┏━━

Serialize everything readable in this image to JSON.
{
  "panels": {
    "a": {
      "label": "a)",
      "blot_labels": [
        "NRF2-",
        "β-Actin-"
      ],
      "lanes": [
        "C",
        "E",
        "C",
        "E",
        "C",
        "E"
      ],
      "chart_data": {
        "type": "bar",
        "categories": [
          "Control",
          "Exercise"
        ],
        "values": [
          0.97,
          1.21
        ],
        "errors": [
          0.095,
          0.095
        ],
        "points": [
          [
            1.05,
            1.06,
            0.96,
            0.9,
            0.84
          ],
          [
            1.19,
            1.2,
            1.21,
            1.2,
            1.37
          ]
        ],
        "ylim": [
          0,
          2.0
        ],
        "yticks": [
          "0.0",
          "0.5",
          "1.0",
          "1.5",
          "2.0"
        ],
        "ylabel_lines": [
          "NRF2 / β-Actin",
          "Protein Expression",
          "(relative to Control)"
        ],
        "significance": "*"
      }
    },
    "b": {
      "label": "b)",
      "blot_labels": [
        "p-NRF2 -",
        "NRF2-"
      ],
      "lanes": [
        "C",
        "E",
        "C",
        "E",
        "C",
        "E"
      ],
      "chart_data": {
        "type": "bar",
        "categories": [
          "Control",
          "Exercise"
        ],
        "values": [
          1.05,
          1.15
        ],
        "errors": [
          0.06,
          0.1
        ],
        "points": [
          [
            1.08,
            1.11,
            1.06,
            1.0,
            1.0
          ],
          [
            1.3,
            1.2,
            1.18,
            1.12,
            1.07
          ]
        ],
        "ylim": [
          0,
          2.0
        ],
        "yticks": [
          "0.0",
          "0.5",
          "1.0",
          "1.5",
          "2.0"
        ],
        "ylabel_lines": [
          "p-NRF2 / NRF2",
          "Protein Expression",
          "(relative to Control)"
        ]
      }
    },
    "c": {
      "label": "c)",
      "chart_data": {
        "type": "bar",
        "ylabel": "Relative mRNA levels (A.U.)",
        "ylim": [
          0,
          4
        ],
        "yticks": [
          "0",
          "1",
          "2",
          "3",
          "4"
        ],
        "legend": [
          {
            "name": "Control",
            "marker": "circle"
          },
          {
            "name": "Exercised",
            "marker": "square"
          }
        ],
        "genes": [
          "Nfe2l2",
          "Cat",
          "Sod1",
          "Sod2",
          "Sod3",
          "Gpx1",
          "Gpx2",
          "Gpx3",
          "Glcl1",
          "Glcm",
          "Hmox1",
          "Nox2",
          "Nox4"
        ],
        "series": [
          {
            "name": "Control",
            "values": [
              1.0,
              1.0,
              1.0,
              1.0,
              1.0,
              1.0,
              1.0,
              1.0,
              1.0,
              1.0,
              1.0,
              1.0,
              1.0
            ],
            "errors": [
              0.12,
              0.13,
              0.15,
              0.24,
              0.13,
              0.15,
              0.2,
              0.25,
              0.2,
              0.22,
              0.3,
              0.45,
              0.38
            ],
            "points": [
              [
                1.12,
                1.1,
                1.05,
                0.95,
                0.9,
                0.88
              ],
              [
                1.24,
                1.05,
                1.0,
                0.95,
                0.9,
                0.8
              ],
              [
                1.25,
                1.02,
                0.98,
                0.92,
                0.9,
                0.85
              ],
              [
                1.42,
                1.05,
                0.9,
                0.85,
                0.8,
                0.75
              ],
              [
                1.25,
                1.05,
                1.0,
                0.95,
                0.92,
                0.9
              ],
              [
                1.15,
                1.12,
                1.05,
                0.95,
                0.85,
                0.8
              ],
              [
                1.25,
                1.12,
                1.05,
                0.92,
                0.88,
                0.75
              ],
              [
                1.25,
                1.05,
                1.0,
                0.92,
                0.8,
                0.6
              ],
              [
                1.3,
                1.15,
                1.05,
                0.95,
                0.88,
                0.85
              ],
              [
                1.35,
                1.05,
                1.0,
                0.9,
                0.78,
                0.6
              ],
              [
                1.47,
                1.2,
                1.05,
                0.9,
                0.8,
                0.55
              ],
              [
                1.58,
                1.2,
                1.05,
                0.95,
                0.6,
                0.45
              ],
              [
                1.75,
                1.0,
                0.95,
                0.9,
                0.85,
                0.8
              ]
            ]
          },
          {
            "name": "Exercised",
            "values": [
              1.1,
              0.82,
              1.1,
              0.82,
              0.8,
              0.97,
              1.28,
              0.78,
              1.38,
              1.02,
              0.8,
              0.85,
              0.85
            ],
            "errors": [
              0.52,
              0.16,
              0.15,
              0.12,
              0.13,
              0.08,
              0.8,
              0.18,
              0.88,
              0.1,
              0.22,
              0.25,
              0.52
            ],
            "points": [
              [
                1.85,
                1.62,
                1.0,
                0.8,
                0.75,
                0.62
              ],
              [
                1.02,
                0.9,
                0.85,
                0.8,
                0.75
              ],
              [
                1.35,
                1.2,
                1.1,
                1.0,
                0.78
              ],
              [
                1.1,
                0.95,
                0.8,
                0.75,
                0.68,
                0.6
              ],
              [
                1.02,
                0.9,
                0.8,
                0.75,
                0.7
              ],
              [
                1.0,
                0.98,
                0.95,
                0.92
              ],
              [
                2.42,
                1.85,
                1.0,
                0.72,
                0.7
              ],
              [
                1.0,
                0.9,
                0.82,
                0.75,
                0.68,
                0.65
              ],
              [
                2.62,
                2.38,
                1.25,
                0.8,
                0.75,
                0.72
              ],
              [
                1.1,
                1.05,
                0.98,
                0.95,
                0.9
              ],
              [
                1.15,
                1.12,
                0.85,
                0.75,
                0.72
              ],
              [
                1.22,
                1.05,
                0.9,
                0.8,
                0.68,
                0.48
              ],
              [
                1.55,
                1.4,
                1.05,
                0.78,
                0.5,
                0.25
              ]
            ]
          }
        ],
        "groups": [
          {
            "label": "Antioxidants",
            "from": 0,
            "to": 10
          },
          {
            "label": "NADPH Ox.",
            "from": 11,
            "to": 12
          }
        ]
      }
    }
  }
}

┗━━

-- What you have to do --
The response should consist of the entries, retyped exactly and in full.

-- Result --
Serialize everything readable in this image to JSON.
{
  "panels": {
    "a": {
      "label": "a)",
      "blot_labels": [
        "NRF2-",
        "β-Actin-"
      ],
      "lanes": [
        "C",
        "E",
        "C",
        "E",
        "C",
        "E"
      ],
      "chart_data": {
        "type": "bar",
        "categories": [
          "Control",
          "Exercise"
        ],
        "values": [
          0.97,
          1.21
        ],
        "errors": [
          0.095,
          0.095
        ],
        "points": [
          [
            1.05,
            1.06,
            0.96,
            0.9,
            0.84
          ],
          [
            1.19,
            1.2,
            1.21,
            1.2,
            1.37
          ]
        ],
        "ylim": [
          0,
          2.0
        ],
        "yticks": [
          "0.0",
          "0.5",
          "1.0",
          "1.5",
          "2.0"
        ],
        "ylabel_lines": [
          "NRF2 / β-Actin",
          "Protein Expression",
          "(relative to Control)"
        ],
        "significance": "*"
      }
    },
    "b": {
      "label": "b)",
      "blot_labels": [
        "p-NRF2 -",
        "NRF2-"
      ],
      "lanes": [
        "C",
        "E",
        "C",
        "E",
        "C",
        "E"
      ],
      "chart_data": {
        "type": "bar",
        "categories": [
          "Control",
          "Exercise"
        ],
        "values": [
          1.05,
          1.15
        ],
        "errors": [
          0.06,
          0.1
        ],
        "points": [
          [
            1.08,
            1.11,
            1.06,
            1.0,
            1.0
          ],
          [
            1.3,
            1.2,
            1.18,
            1.12,
            1.07
          ]
        ],
        "ylim": [
          0,
          2.0
        ],
        "yticks": [
          "0.0",
          "0.5",
          "1.0",
          "1.5",
          "2.0"
        ],
        "ylabel_lines": [
          "p-NRF2 / NRF2",
          "Protein Expression",
          "(relative to Control)"
        ]
      }
    },
    "c": {
      "label": "c)",
      "chart_data": {
        "type": "bar",
        "ylabel": "Relative mRNA levels (A.U.)",
        "ylim": [
          0,
          4
        ],
        "yticks": [
          "0",
          "1",
          "2",
          "3",
          "4"
        ],
        "legend": [
          {
            "name": "Control",
            "marker": "circle"
          },
          {
            "name": "Exercised",
            "marker": "square"
          }
        ],
        "genes": [
          "Nfe2l2",
          "Cat",
          "Sod1",
          "Sod2",
          "Sod3",
          "Gpx1",
          "Gpx2",
          "Gpx3",
          "Glcl1",
          "Glcm",
          "Hmox1",
          "Nox2",
          "Nox4"
        ],
        "series": [
          {
            "name": "Control",
            "values": [
              1.0,
              1.0,
              1.0,
              1.0,
              1.0,
              1.0,
              1.0,
              1.0,
              1.0,
              1.0,
              1.0,
              1.0,
              1.0
            ],
            "errors": [
              0.12,
              0.13,
              0.15,
              0.24,
              0.13,
              0.15,
              0.2,
              0.25,
              0.2,
              0.22,
              0.3,
              0.45,
              0.38
            ],
            "points": [
              [
                1.12,
                1.1,
                1.05,
                0.95,
                0.9,
                0.88
              ],
              [
                1.24,
                1.05,
                1.0,
                0.95,
                0.9,
                0.8
              ],
              [
                1.25,
                1.02,
                0.98,
                0.92,
                0.9,
                0.85
              ],
              [
                1.42,
                1.05,
                0.9,
                0.85,
                0.8,
                0.75
              ],
              [
                1.25,
                1.05,
                1.0,
                0.95,
                0.92,
                0.9
              ],
              [
                1.15,
                1.12,
                1.05,
                0.95,
                0.85,
                0.8
              ],
              [
                1.25,
                1.12,
                1.05,
                0.92,
                0.88,
                0.75
              ],
              [
                1.25,
                1.05,
                1.0,
                0.92,
                0.8,
                0.6
              ],
              [
                1.3,
                1.15,
                1.05,
                0.95,
                0.88,
                0.85
              ],
              [
                1.35,
                1.05,
                1.0,
                0.9,
                0.78,
                0.6
              ],
              [
                1.47,
                1.2,
                1.05,
                0.9,
                0.8,
                0.55
              ],
              [
                1.58,
                1.2,
                1.05,
                0.95,
                0.6,
                0.45
              ],
              [
                1.75,
                1.0,
                0.95,
                0.9,
                0.85,
                0.8
              ]
            ]
          },
          {
            "name": "Exercised",
            "values": [
              1.1,
              0.82,
              1.1,
              0.82,
              0.8,
              0.97,
              1.28,
              0.78,
              1.38,
              1.02,
              0.8,
              0.85,
              0.85
            ],
            "errors": [
              0.52,
              0.16,
              0.15,
              0.12,
              0.13,
              0.08,
              0.8,
              0.18,
              0.88,
              0.1,
              0.22,
              0.25,
              0.52
            ],
            "points": [
              [
                1.85,
                1.62,
                1.0,
                0.8,
                0.75,
                0.62
              ],
              [
                1.02,
                0.9,
                0.85,
                0.8,
                0.75
              ],
              [
                1.35,
                1.2,
                1.1,
                1.0,
                0.78
              ],
              [
                1.1,
                0.95,
                0.8,
                0.75,
                0.68,
                0.6
              ],
              [
                1.02,
                0.9,
                0.8,
                0.75,
                0.7
              ],
              [
                1.0,
                0.98,
                0.95,
                0.92
              ],
              [
                2.42,
                1.85,
                1.0,
                0.72,
                0.7
              ],
              [
                1.0,
                0.9,
                0.82,
                0.75,
                0.68,
                0.65
              ],
              [
                2.62,
                2.38,
                1.25,
                0.8,
                0.75,
                0.72
              ],
              [
                1.1,
                1.05,
                0.98,
                0.95,
                0.9
              ],
              [
                1.15,
                1.12,
                0.85,
                0.75,
                0.72
              ],
              [
                1.22,
                1.05,
                0.9,
                0.8,
                0.68,
                0.48
              ],
              [
                1.55,
                1.4,
                1.05,
                0.78,
                0.5,
                0.25
              ]
            ]
          }
        ],
        "groups": [
          {
            "label": "Antioxidants",
            "from": 0,
            "to": 10
          },
          {
            "label": "NADPH Ox.",
            "from": 11,
            "to": 12
          }
        ]
      }
    }
  }
}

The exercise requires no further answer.